= WHAT NEEDS TO BE DONE =
Below are entries. Pull out all lines containing "Kundeservice".
Start of EXERCISE DATA
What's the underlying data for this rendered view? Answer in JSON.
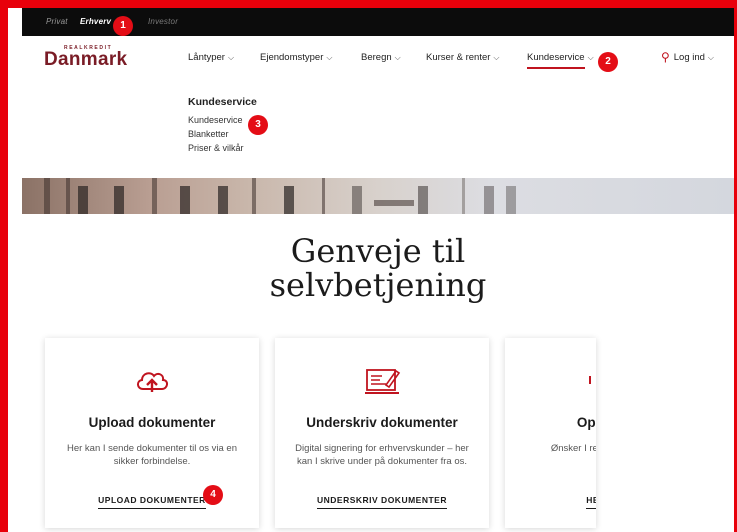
{
  "topbar": {
    "segments": [
      "Privat",
      "Erhverv",
      "Investor"
    ]
  },
  "brand": {
    "sup": "REALKREDIT",
    "name": "Danmark"
  },
  "nav": {
    "items": [
      "Låntyper",
      "Ejendomstyper",
      "Beregn",
      "Kurser & renter",
      "Kundeservice"
    ],
    "login": "Log ind"
  },
  "dropdown": {
    "title": "Kundeservice",
    "links": [
      "Kundeservice",
      "Blanketter",
      "Priser & vilkår"
    ]
  },
  "headline": {
    "line1": "Genveje til",
    "line2": "selvbetjening"
  },
  "cards": [
    {
      "icon": "cloud-upload-icon",
      "title": "Upload dokumenter",
      "desc": "Her kan I sende dokumenter til os via en sikker forbindelse.",
      "action": "UPLOAD DOKUMENTER"
    },
    {
      "icon": "document-sign-icon",
      "title": "Underskriv dokumenter",
      "desc": "Digital signering for erhvervskunder – her kan I skrive under på dokumenter fra os.",
      "action": "UNDERSKRIV DOKUMENTER"
    },
    {
      "icon": "cancel-icon",
      "title": "Opsig",
      "desc": "Ønsker I realkreditlån",
      "action": "HEN"
    }
  ],
  "badges": [
    "1",
    "2",
    "3",
    "4"
  ],
  "colors": {
    "frame": "#e8000b",
    "brand": "#7a1c26",
    "accent": "#c0141f",
    "badge": "#e40d16"
  }
}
End of EXERCISE DATA
= REPLY TO THE EXERCISE =
      "Kundeservice"
    "title": "Kundeservice",
      "Kundeservice",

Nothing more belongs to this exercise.